Stored records:
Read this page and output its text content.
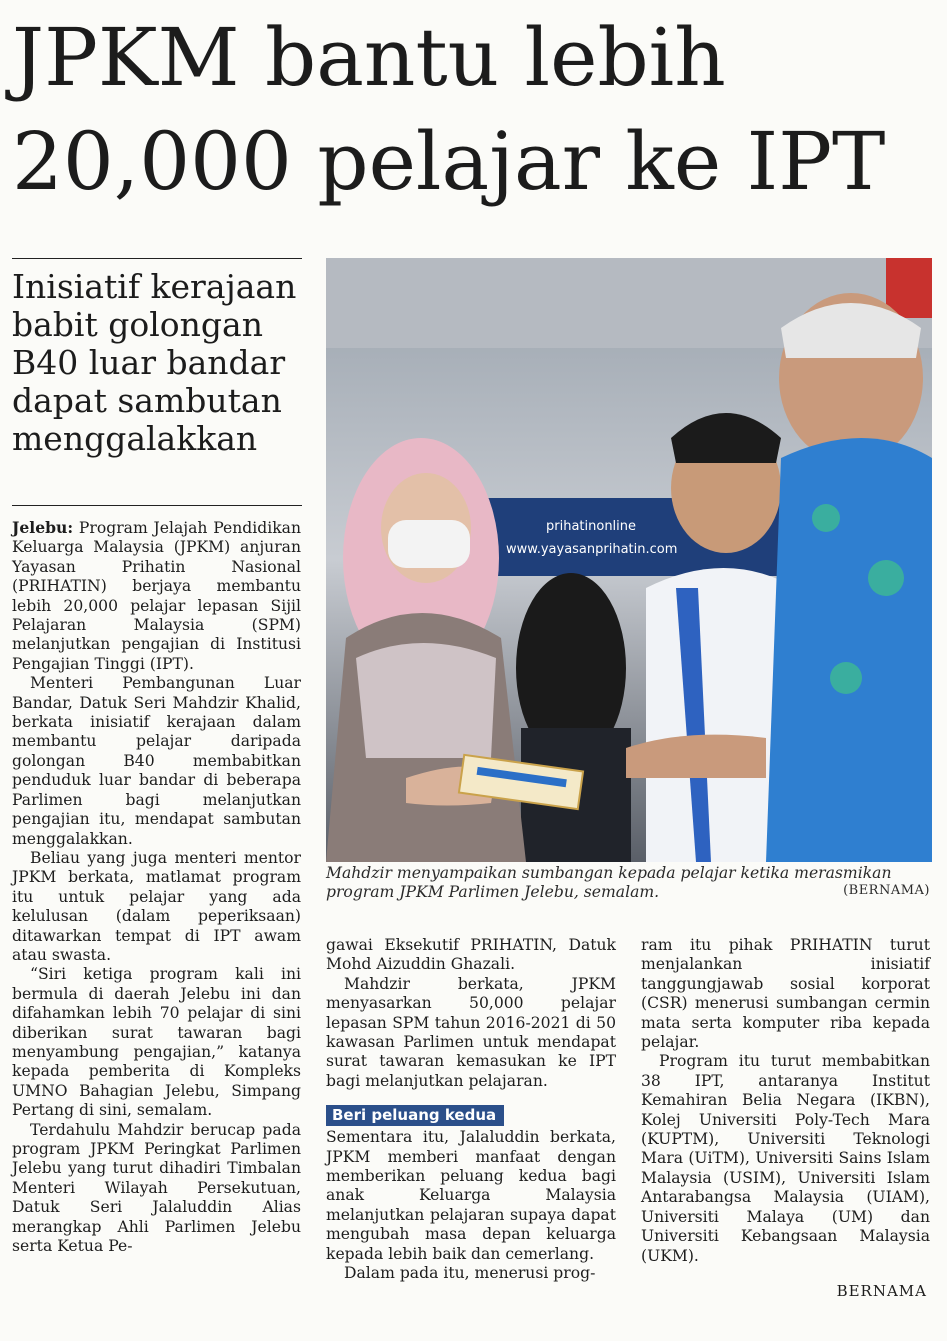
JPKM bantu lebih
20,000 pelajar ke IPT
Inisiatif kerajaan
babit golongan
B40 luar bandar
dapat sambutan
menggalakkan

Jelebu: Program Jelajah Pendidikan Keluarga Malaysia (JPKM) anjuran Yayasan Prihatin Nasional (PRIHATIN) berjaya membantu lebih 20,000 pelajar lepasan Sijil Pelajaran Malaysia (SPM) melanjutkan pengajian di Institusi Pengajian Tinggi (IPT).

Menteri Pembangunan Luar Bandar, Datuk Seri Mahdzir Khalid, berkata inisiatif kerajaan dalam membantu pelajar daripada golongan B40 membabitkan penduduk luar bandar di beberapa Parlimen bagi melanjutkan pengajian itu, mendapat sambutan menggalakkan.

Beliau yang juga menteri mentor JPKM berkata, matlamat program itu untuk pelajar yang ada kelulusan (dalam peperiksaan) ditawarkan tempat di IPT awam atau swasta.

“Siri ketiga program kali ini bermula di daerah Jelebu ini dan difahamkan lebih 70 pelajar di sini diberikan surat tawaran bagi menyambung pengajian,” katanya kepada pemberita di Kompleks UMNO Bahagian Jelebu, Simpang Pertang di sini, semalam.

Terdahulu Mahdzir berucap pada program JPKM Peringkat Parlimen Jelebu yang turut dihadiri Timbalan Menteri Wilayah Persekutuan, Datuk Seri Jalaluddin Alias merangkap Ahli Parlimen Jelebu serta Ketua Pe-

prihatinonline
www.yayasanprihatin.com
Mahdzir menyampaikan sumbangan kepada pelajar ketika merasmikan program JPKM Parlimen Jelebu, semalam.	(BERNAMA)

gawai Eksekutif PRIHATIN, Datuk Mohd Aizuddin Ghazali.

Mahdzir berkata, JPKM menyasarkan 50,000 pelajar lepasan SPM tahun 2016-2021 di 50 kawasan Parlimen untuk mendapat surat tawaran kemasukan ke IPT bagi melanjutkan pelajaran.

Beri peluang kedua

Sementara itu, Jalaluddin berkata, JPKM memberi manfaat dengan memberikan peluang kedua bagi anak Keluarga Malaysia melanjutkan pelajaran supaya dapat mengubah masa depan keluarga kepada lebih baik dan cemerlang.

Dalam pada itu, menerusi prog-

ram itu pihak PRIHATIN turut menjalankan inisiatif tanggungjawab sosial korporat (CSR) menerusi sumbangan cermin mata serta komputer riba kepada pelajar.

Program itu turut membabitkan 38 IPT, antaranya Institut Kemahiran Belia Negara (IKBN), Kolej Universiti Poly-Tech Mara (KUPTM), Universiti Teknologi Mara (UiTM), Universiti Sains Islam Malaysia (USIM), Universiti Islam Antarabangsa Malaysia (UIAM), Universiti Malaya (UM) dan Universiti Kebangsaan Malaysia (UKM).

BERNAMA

EXERCISE OBJECTIVE.
Would you return the data exactly as written, without the pictures?

EXERCISE RESULT.
Read this page and output its text content.
JPKM bantu lebih
20,000 pelajar ke IPT
Inisiatif kerajaan
babit golongan
B40 luar bandar
dapat sambutan
menggalakkan

Jelebu: Program Jelajah Pendidikan Keluarga Malaysia (JPKM) anjuran Yayasan Prihatin Nasional (PRIHATIN) berjaya membantu lebih 20,000 pelajar lepasan Sijil Pelajaran Malaysia (SPM) melanjutkan pengajian di Institusi Pengajian Tinggi (IPT).

Menteri Pembangunan Luar Bandar, Datuk Seri Mahdzir Khalid, berkata inisiatif kerajaan dalam membantu pelajar daripada golongan B40 membabitkan penduduk luar bandar di beberapa Parlimen bagi melanjutkan pengajian itu, mendapat sambutan menggalakkan.

Beliau yang juga menteri mentor JPKM berkata, matlamat program itu untuk pelajar yang ada kelulusan (dalam peperiksaan) ditawarkan tempat di IPT awam atau swasta.

“Siri ketiga program kali ini bermula di daerah Jelebu ini dan difahamkan lebih 70 pelajar di sini diberikan surat tawaran bagi menyambung pengajian,” katanya kepada pemberita di Kompleks UMNO Bahagian Jelebu, Simpang Pertang di sini, semalam.

Terdahulu Mahdzir berucap pada program JPKM Peringkat Parlimen Jelebu yang turut dihadiri Timbalan Menteri Wilayah Persekutuan, Datuk Seri Jalaluddin Alias merangkap Ahli Parlimen Jelebu serta Ketua Pe-

prihatinonline
www.yayasanprihatin.com
Mahdzir menyampaikan sumbangan kepada pelajar ketika merasmikan program JPKM Parlimen Jelebu, semalam.	(BERNAMA)

gawai Eksekutif PRIHATIN, Datuk Mohd Aizuddin Ghazali.

Mahdzir berkata, JPKM menyasarkan 50,000 pelajar lepasan SPM tahun 2016-2021 di 50 kawasan Parlimen untuk mendapat surat tawaran kemasukan ke IPT bagi melanjutkan pelajaran.

Beri peluang kedua

Sementara itu, Jalaluddin berkata, JPKM memberi manfaat dengan memberikan peluang kedua bagi anak Keluarga Malaysia melanjutkan pelajaran supaya dapat mengubah masa depan keluarga kepada lebih baik dan cemerlang.

Dalam pada itu, menerusi prog-

ram itu pihak PRIHATIN turut menjalankan inisiatif tanggungjawab sosial korporat (CSR) menerusi sumbangan cermin mata serta komputer riba kepada pelajar.

Program itu turut membabitkan 38 IPT, antaranya Institut Kemahiran Belia Negara (IKBN), Kolej Universiti Poly-Tech Mara (KUPTM), Universiti Teknologi Mara (UiTM), Universiti Sains Islam Malaysia (USIM), Universiti Islam Antarabangsa Malaysia (UIAM), Universiti Malaya (UM) dan Universiti Kebangsaan Malaysia (UKM).

BERNAMA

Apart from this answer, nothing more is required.